モーズレイ処方ガイドライン第14版(The Maudsley PrescribingGuidelines inPsychiatry 14thEdition)menu open

モーズレイ処方ガイドライン第14版原著からの注意

『モーズレイ処方ガイドライン』を使用する際の注意

本ガイドラインの主な目的は, よく遭遇するケースから稀なケースまで様々な臨床場面における向精神薬の処方について, 臨床医に実践的で有用なアドバイスを提供することである。これらの助言は, 文献のレビュー, 臨床知見, 専門家の見解を組み合わせて作成されたものである。我々は, これらの助言が必ずしも「正しい」と主張しているわけではなく, 他の専門機関や分科会による指針よりも重んじられてしかるべきだと言いたいわけでもない。それでも, 本ガイドラインが, 精神医療における薬剤の安全かつ有効で経済的な使用を確実なものとするのに役立つと期待している。また, 指針の根拠として用いた情報源は厳密に明示したと考えている。本書における推奨事項には, 英国や他国で認可された薬剤の適応とは異なる使用方法が多く含まれることに注意されたい。また, 引用した用量についてはできるだけ正確を期したが, 臨床医は処方する前に添付文書等を必ず確認していただきたい。さらに, 本ガイドラインは2021年3月時点で入手可能であった情報に基づくことにも留意されたい。今後さらなる研究が進むことにより, 本書での助言の多くは更新されるだろう。

なお,本書の使用により発生した傷害や損害に対する責任は,一切負わないものとする。

▶ _提供リスト_
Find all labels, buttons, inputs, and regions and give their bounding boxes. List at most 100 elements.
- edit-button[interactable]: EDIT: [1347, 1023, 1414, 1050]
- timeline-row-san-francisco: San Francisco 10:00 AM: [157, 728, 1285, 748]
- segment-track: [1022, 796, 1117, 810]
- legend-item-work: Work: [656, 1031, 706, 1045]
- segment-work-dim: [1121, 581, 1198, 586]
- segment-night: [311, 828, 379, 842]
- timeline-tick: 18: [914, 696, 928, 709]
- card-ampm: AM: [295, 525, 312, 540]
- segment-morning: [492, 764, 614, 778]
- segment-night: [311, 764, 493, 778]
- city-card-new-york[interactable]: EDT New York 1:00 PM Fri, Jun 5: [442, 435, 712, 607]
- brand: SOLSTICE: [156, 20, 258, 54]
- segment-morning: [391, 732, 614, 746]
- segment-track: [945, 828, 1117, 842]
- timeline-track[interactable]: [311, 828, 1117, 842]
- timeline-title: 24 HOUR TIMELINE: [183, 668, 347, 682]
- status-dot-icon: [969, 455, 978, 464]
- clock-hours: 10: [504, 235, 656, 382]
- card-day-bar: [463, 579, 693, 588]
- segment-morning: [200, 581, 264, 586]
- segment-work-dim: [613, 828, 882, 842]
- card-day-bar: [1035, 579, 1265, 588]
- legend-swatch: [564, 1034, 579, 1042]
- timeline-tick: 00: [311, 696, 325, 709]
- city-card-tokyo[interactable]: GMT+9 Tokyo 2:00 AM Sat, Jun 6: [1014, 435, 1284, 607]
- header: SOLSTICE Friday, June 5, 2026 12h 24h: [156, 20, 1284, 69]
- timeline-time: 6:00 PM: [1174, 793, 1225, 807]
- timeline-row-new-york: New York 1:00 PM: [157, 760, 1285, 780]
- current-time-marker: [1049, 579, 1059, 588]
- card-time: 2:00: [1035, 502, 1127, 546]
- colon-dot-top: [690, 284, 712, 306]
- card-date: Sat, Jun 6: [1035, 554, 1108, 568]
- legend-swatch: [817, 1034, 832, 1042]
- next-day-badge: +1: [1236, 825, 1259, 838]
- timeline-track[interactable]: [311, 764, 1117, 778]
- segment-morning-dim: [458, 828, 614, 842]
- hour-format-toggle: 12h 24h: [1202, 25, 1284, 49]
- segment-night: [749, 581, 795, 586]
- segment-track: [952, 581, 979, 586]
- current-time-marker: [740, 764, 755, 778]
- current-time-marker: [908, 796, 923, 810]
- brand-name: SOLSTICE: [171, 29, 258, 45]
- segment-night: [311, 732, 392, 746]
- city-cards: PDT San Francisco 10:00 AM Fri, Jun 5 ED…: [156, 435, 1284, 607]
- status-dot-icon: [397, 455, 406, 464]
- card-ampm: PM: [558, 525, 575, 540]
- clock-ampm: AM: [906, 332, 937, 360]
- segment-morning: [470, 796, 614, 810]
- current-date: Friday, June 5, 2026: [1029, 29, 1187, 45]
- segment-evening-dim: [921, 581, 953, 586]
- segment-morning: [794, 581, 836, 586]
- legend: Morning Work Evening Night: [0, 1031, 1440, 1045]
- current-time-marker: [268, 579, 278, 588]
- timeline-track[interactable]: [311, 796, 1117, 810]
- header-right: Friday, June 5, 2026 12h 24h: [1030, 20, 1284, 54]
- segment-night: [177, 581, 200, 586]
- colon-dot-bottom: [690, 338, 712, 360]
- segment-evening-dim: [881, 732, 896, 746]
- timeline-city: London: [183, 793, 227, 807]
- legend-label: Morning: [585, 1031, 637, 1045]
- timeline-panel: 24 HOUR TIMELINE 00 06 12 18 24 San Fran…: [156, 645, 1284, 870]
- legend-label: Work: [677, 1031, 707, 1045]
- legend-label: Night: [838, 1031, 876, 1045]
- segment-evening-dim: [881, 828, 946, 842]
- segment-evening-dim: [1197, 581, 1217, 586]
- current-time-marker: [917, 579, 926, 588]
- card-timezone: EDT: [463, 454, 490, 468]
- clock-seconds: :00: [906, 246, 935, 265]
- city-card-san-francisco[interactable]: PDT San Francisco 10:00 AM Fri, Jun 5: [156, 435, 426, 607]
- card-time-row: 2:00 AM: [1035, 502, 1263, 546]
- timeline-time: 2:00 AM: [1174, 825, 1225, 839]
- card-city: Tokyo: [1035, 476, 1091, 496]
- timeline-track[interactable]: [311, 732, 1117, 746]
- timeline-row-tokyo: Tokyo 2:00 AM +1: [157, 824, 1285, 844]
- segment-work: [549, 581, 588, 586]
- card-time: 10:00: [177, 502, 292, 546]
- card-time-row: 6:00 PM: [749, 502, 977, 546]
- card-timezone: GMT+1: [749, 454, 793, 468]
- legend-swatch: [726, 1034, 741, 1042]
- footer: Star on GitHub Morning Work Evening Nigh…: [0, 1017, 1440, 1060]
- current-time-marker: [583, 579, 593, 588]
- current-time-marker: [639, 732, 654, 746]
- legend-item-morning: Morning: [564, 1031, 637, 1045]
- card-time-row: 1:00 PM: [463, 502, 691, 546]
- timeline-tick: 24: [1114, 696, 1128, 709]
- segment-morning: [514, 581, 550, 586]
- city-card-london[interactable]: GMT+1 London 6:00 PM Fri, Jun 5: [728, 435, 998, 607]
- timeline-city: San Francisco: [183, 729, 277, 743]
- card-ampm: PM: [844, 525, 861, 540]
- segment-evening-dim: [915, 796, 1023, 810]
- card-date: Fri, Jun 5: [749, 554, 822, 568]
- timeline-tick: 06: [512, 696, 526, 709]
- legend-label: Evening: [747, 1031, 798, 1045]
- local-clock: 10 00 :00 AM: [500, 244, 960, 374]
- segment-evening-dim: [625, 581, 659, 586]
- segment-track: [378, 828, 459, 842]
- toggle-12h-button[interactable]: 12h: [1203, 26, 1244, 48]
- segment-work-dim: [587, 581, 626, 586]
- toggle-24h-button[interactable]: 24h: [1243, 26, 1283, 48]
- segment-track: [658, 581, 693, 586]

▶ _演習課題_
(1) モーズレイ処方ガイドラインの注意書きのうち、「モーズレイ処方ガイドライン第14版(The Maudsley PrescribingGuidelines」から「なお,本書の使用により発生した傷害や損害に対する責任は,一切負わないものとする。」までの部分を、「臨床医」を「医師」に置き換えて書き直すこと。
(2) モーズレイ処方ガイドラインの注意書きの最後の文に続けて、その先の文章を書き足すこと。

▶ _課題別の解答_
(1)
モーズレイ処方ガイドライン第14版(The Maudsley PrescribingGuidelines inPsychiatry 14thEdition)menu open

モーズレイ処方ガイドライン第14版原著からの注意

『モーズレイ処方ガイドライン』を使用する際の注意

本ガイドラインの主な目的は, よく遭遇するケースから稀なケースまで様々な臨床場面における向精神薬の処方について, 医師に実践的で有用なアドバイスを提供することである。これらの助言は, 文献のレビュー, 臨床知見, 専門家の見解を組み合わせて作成されたものである。我々は, これらの助言が必ずしも「正しい」と主張しているわけではなく, 他の専門機関や分科会による指針よりも重んじられてしかるべきだと言いたいわけでもない。それでも, 本ガイドラインが, 精神医療における薬剤の安全かつ有効で経済的な使用を確実なものとするのに役立つと期待している。また, 指針の根拠として用いた情報源は厳密に明示したと考えている。本書における推奨事項には, 英国や他国で認可された薬剤の適応とは異なる使用方法が多く含まれることに注意されたい。また, 引用した用量についてはできるだけ正確を期したが, 医師は処方する前に添付文書等を必ず確認していただきたい。さらに, 本ガイドラインは2021年3月時点で入手可能であった情報に基づくことにも留意されたい。今後さらなる研究が進むことにより, 本書での助言の多くは更新されるだろう。

なお,本書の使用により発生した傷害や損害に対する責任は,一切負わないものとする。

(2)
収載薬剤に関する注意

本ガイドラインは英国以外の多くの国でも使用されている。この点に留意し, 本版では2021年3月時点で西欧諸国で幅広く使用されている薬剤を収載した。ブレクスピプラゾール, desvenlafaxine, pimavanserin, vilazodone等, 英国では販売されていない薬剤も収載している。多くの古い薬剤や入手しにくい薬剤(レボメプロマジン, プロペリシアジン, マプロチリン, ゾテピン, 経口loxapine等)は, 執筆時点では一般的に使用されていないため, 簡単に述べるに留めるか, 収載しなかった。

貢献者の利益相反

本ガイドライン作成における貢献者のほとんどが, 製薬会社から研究費, 顧問報酬, 講演料の提供を受けている。このような関係が薬剤の選択や評価に不可避的に影響を及ぼすことに, 読者は留意する必要がある。

したがって, 本書が提供する指針に製薬業界からの間接的影響が及んでいないと保証することはできないが, 豊富な文献による裏付けでそのリスクを軽減するよう努めた。直接的影響に関しては, 本ガイドラインを草稿や校正の段階で閲覧しえた, あるいはコメントしえた製薬会社はなく, 特定の項目, 推奨, 指針の収載または除外を求めた会社もない。その限りにおいて, 本ガイドラインは製薬業界から独立して作成されたものである。